What you will do. Check every line of the data below for the string "taken", and copy the ones that hold it.

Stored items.
***

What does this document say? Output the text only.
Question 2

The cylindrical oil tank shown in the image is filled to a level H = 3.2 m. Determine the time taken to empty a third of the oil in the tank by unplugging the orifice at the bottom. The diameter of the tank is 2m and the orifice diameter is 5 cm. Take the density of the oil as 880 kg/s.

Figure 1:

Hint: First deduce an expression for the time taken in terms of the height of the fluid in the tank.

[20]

***

Response to this exercise.
The cylindrical oil tank shown in the image is filled to a level H = 3.2 m. Determine the time taken to empty a third of the oil in the tank by unplugging the orifice at the bottom. The diameter of the tank is 2m and the orifice diameter is 5 cm. Take the density of the oil as 880 kg/s.
Hint: First deduce an expression for the time taken in terms of the height of the fluid in the tank.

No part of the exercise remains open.